All entries are to be given again verbatim.
--- Start Source material ---
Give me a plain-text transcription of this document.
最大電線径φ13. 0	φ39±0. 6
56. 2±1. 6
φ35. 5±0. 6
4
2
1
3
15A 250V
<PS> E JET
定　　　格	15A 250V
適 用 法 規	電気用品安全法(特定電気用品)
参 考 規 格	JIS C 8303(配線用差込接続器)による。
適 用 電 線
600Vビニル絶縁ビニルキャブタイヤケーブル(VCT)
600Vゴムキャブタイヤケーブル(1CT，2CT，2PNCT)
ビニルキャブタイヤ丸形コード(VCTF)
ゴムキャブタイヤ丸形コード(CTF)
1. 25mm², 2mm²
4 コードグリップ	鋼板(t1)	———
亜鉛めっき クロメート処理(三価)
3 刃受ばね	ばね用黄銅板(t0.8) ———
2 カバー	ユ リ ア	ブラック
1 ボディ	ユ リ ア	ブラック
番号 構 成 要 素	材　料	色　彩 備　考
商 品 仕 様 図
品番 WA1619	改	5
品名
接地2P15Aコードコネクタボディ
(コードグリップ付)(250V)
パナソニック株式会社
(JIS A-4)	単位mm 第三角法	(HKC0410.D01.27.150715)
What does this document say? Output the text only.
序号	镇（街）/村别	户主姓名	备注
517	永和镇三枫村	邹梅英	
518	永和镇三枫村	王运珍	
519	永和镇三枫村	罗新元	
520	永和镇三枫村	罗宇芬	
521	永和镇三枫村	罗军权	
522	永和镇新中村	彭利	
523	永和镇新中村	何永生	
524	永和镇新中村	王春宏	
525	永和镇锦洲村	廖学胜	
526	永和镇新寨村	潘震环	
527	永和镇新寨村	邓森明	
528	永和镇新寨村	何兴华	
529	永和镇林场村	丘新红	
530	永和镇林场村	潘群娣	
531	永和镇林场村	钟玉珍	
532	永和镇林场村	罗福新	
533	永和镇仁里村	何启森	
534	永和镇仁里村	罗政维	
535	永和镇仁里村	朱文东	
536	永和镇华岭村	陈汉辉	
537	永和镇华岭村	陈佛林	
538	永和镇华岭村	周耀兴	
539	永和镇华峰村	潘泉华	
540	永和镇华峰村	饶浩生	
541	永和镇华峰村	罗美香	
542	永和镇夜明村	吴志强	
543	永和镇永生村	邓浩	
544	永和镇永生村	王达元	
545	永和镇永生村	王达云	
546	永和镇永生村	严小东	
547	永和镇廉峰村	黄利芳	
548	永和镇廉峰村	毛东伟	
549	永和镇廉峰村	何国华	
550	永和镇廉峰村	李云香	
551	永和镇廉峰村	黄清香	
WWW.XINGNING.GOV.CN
--- End Source material ---
▶ [Solved problem]:
Give me a plain-text transcription of this document.
最大電線径φ13. 0	φ39±0. 6
56. 2±1. 6
φ35. 5±0. 6
4
2
1
3
15A 250V
<PS> E JET
定　　　格	15A 250V
適 用 法 規	電気用品安全法(特定電気用品)
参 考 規 格	JIS C 8303(配線用差込接続器)による。
適 用 電 線
600Vビニル絶縁ビニルキャブタイヤケーブル(VCT)
600Vゴムキャブタイヤケーブル(1CT，2CT，2PNCT)
ビニルキャブタイヤ丸形コード(VCTF)
ゴムキャブタイヤ丸形コード(CTF)
1. 25mm², 2mm²
4 コードグリップ	鋼板(t1)	———
亜鉛めっき クロメート処理(三価)
3 刃受ばね	ばね用黄銅板(t0.8) ———
2 カバー	ユ リ ア	ブラック
1 ボディ	ユ リ ア	ブラック
番号 構 成 要 素	材　料	色　彩 備　考
商 品 仕 様 図
品番 WA1619	改	5
品名
接地2P15Aコードコネクタボディ
(コードグリップ付)(250V)
パナソニック株式会社
(JIS A-4)	単位mm 第三角法	(HKC0410.D01.27.150715)
What does this document say? Output the text only.
序号	镇（街）/村别	户主姓名	备注
517	永和镇三枫村	邹梅英	
518	永和镇三枫村	王运珍	
519	永和镇三枫村	罗新元	
520	永和镇三枫村	罗宇芬	
521	永和镇三枫村	罗军权	
522	永和镇新中村	彭利	
523	永和镇新中村	何永生	
524	永和镇新中村	王春宏	
525	永和镇锦洲村	廖学胜	
526	永和镇新寨村	潘震环	
527	永和镇新寨村	邓森明	
528	永和镇新寨村	何兴华	
529	永和镇林场村	丘新红	
530	永和镇林场村	潘群娣	
531	永和镇林场村	钟玉珍	
532	永和镇林场村	罗福新	
533	永和镇仁里村	何启森	
534	永和镇仁里村	罗政维	
535	永和镇仁里村	朱文东	
536	永和镇华岭村	陈汉辉	
537	永和镇华岭村	陈佛林	
538	永和镇华岭村	周耀兴	
539	永和镇华峰村	潘泉华	
540	永和镇华峰村	饶浩生	
541	永和镇华峰村	罗美香	
542	永和镇夜明村	吴志强	
543	永和镇永生村	邓浩	
544	永和镇永生村	王达元	
545	永和镇永生村	王达云	
546	永和镇永生村	严小东	
547	永和镇廉峰村	黄利芳	
548	永和镇廉峰村	毛东伟	
549	永和镇廉峰村	何国华	
550	永和镇廉峰村	李云香	
551	永和镇廉峰村	黄清香	
WWW.XINGNING.GOV.CN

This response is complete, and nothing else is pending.